How many lines of the entries below include the word "Effective"? Answer with the number alone.

[Start of Input rows]

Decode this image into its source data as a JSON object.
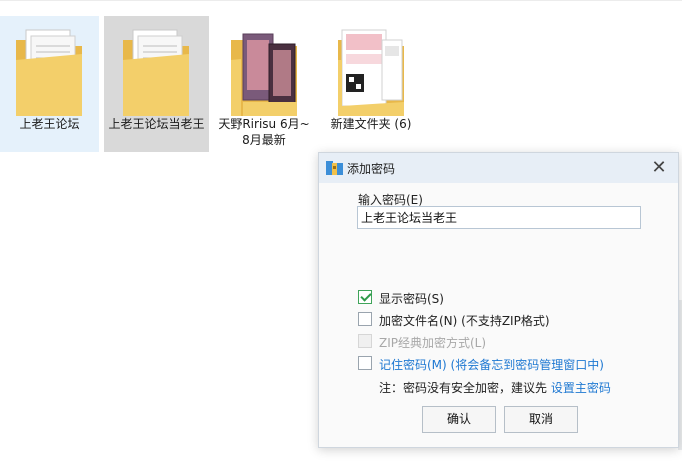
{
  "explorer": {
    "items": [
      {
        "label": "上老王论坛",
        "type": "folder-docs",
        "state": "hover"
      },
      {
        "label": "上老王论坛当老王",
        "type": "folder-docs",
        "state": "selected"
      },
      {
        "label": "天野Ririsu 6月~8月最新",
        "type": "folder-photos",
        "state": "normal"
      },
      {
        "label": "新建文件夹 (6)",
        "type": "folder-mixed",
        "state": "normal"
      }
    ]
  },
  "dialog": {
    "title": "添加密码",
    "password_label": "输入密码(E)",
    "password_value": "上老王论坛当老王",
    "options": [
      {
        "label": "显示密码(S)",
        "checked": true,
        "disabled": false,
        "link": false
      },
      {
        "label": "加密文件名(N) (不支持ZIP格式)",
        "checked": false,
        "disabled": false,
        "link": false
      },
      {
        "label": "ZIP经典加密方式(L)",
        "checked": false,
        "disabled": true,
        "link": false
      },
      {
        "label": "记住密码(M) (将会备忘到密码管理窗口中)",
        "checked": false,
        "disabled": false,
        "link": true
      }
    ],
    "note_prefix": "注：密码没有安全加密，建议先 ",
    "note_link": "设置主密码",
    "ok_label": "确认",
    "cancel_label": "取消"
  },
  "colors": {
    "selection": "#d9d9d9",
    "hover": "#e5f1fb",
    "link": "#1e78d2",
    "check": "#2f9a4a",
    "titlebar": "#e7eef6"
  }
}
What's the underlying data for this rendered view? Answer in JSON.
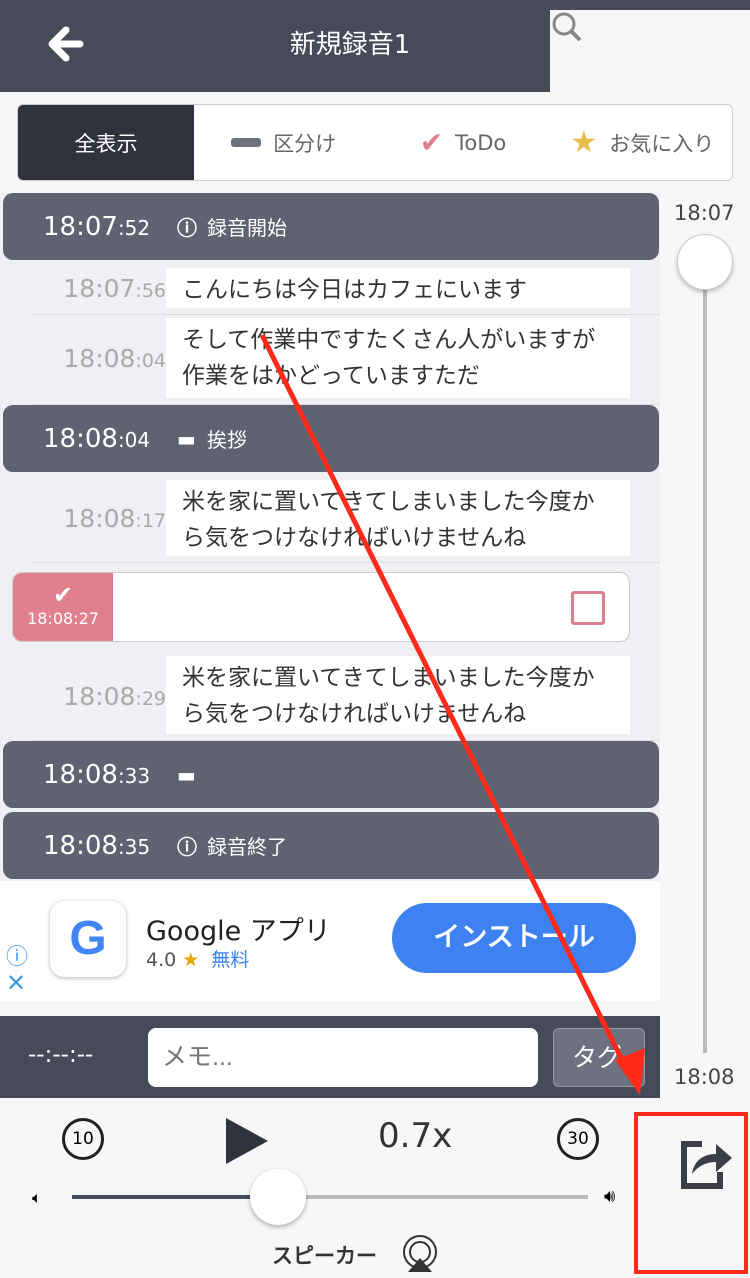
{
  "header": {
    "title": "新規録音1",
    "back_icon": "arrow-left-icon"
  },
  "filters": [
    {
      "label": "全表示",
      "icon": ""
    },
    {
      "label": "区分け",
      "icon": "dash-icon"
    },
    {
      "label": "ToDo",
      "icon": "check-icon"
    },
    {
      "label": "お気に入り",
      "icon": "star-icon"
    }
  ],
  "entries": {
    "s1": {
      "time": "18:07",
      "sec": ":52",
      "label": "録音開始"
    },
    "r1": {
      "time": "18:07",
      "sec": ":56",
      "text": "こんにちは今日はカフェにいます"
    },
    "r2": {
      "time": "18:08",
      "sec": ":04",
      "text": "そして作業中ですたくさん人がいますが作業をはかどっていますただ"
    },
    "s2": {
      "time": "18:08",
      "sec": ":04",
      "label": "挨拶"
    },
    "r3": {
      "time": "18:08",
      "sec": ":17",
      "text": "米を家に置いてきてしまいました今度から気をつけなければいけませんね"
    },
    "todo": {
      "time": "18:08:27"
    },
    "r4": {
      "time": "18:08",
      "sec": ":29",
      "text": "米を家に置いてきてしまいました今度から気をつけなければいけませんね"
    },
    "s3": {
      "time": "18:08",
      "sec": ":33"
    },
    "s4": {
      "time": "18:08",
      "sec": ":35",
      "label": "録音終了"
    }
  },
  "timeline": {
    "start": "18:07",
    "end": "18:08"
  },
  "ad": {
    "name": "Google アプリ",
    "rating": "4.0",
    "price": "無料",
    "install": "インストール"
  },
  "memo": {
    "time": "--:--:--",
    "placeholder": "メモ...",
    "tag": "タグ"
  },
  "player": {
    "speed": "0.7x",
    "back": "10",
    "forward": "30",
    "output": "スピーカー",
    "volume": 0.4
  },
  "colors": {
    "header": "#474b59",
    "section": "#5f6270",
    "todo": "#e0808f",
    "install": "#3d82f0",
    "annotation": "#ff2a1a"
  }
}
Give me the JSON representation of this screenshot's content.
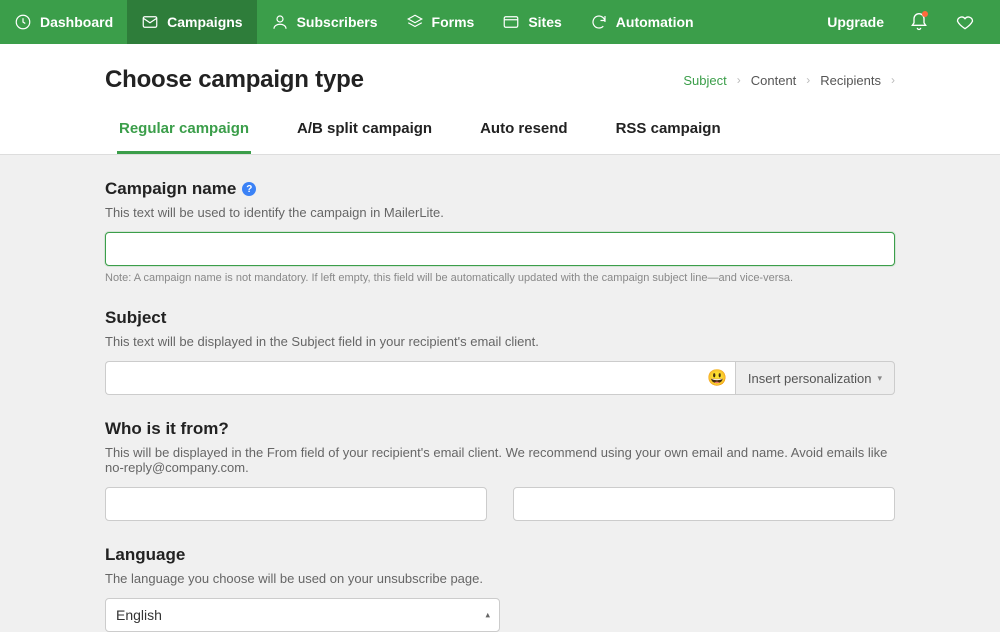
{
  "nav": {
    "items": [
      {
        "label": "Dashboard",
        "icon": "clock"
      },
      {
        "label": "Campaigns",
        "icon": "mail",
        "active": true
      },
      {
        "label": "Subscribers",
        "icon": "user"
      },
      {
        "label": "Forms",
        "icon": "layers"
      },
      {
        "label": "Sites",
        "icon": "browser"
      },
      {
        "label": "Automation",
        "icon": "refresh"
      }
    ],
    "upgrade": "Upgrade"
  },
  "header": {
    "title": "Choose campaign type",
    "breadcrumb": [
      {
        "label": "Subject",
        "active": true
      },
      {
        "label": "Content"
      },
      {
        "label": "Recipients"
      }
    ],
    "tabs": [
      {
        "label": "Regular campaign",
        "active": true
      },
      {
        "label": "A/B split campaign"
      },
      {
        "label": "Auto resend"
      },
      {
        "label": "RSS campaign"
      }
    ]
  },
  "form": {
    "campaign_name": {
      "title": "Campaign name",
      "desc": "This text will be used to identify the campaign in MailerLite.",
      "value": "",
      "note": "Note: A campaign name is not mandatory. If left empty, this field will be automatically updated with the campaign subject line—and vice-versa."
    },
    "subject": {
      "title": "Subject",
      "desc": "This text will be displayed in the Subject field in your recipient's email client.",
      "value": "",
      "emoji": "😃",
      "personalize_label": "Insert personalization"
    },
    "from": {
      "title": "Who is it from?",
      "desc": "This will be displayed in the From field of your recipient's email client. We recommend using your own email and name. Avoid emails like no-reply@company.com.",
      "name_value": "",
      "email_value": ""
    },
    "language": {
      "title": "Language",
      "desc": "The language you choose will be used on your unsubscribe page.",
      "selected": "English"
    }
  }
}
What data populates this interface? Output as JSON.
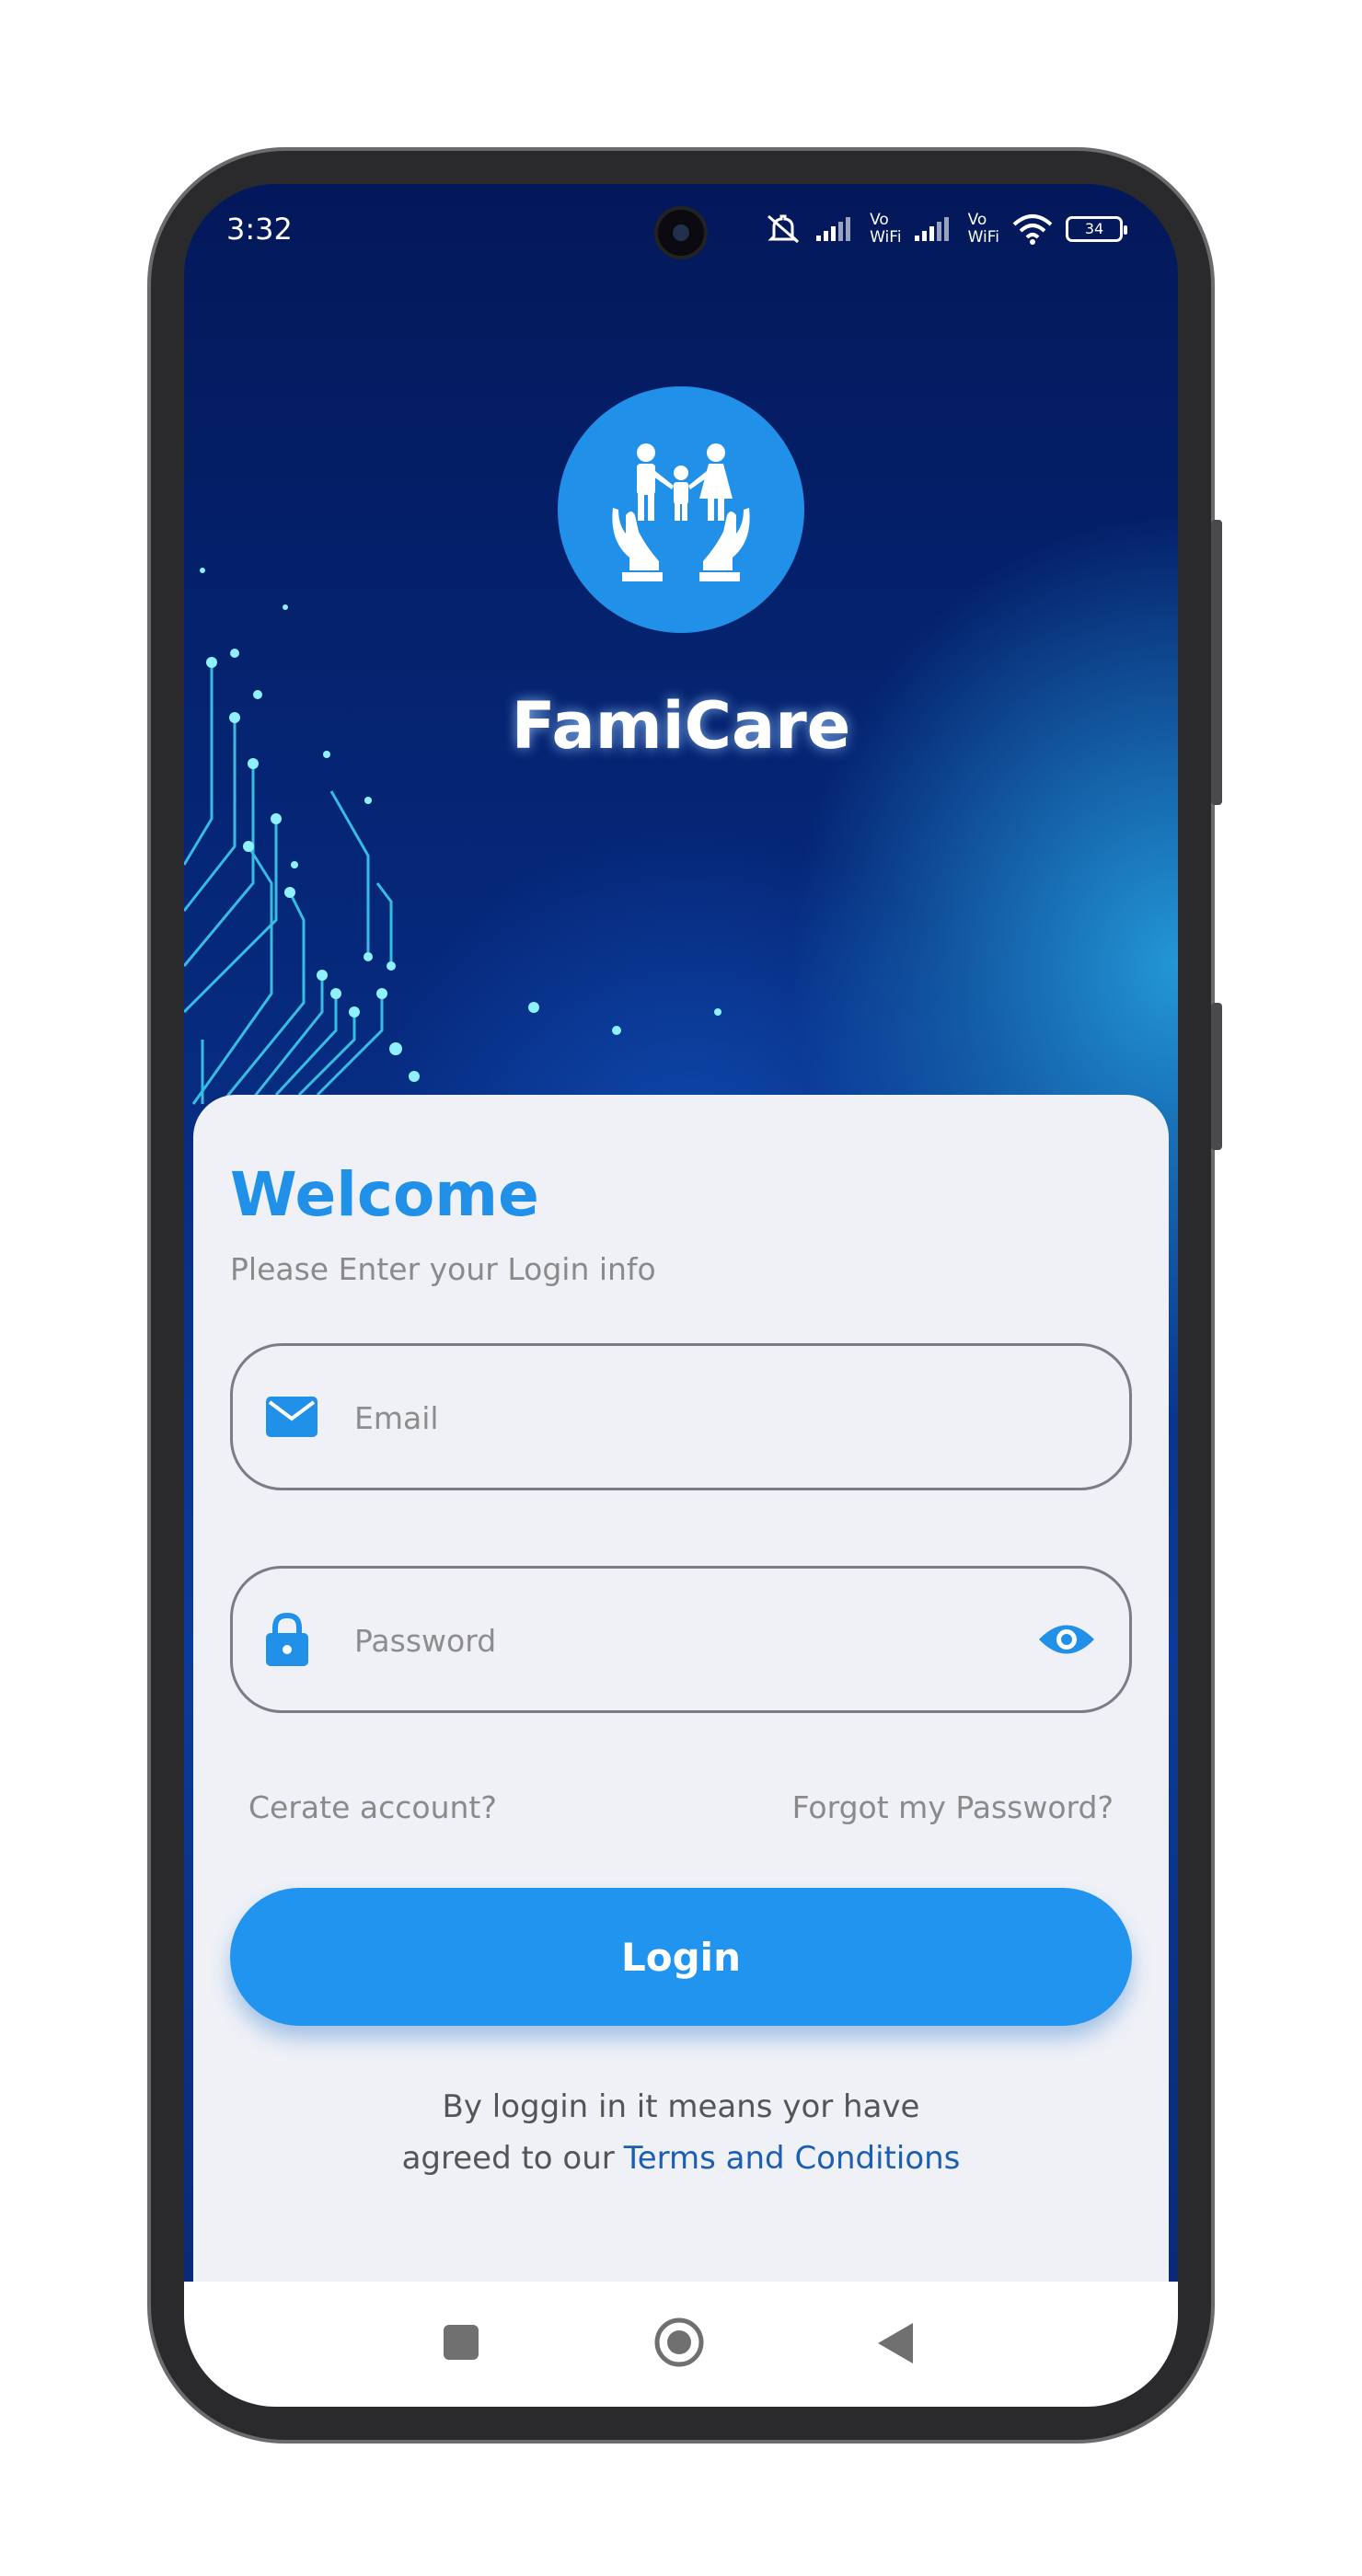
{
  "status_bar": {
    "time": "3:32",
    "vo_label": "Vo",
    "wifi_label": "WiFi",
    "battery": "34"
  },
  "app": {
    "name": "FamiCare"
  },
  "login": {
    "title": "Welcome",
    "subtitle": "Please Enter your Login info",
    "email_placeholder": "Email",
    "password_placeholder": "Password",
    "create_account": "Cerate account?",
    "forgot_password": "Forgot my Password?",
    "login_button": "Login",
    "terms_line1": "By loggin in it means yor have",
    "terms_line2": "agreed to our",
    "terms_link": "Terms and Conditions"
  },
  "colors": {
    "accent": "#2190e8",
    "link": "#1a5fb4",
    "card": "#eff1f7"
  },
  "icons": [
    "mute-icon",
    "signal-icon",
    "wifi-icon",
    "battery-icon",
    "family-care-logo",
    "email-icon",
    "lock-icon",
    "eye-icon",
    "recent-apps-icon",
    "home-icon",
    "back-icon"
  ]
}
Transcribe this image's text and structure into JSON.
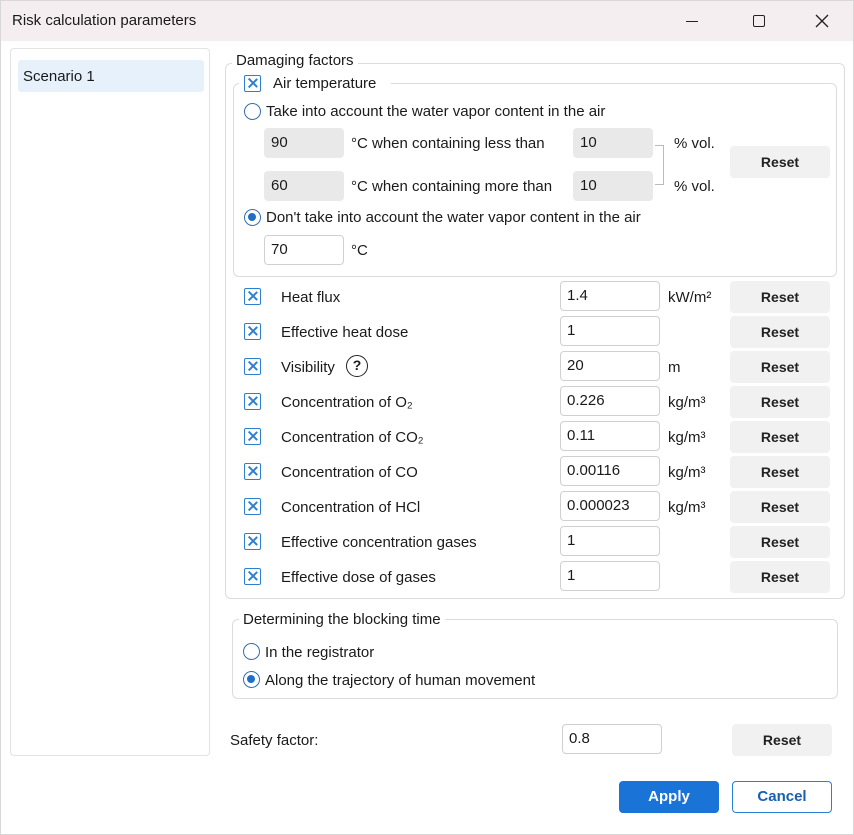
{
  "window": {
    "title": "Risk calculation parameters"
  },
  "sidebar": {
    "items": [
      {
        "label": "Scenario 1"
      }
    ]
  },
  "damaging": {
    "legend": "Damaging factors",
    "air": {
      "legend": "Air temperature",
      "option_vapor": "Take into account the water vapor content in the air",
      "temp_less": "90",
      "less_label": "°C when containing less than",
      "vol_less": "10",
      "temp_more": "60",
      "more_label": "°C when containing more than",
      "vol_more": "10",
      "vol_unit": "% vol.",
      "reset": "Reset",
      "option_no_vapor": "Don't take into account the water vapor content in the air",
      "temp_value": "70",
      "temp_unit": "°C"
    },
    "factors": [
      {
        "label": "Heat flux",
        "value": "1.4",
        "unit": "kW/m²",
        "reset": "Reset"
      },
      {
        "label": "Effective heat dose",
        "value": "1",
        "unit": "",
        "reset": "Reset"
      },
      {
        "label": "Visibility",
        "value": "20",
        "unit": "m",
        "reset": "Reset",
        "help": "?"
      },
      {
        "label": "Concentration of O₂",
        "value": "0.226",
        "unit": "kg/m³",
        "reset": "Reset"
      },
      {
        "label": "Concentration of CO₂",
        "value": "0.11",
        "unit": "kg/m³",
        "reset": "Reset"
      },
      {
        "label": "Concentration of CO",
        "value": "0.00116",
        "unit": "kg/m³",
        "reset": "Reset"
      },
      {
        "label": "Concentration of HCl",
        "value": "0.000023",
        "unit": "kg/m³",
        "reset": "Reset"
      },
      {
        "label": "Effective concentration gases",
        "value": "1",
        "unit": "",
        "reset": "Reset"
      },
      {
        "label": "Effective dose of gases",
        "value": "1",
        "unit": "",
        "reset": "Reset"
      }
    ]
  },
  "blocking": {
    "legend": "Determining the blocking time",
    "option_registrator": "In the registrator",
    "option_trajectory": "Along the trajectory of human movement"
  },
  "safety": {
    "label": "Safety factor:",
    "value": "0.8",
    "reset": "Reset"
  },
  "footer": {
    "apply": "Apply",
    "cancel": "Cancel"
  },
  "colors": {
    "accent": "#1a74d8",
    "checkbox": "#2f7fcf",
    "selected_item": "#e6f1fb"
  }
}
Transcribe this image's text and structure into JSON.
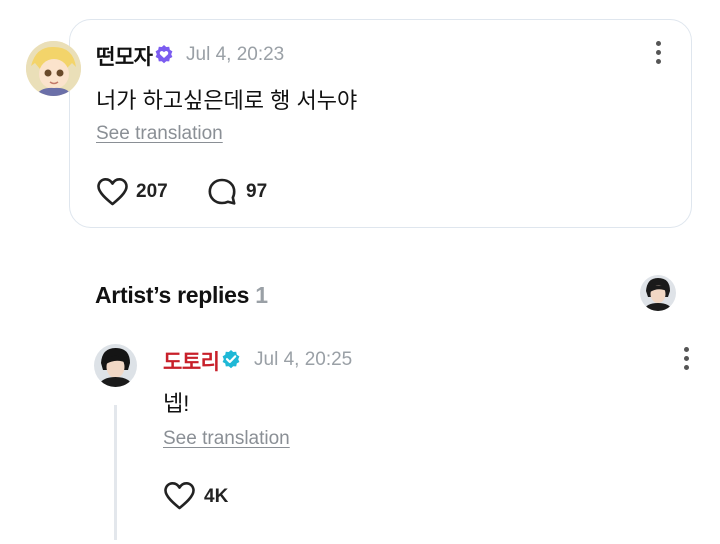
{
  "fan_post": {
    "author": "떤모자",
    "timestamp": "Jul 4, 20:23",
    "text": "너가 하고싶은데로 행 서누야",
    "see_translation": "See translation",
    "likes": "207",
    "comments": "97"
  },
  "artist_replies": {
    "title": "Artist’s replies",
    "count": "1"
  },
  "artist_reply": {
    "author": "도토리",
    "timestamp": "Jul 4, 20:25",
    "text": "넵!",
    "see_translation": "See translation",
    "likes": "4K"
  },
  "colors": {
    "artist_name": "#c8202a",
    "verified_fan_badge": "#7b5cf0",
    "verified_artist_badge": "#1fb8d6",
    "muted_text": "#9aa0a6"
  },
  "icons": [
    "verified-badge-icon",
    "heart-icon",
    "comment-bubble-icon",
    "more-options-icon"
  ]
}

[End of Input rows]

Answer to the problem:
3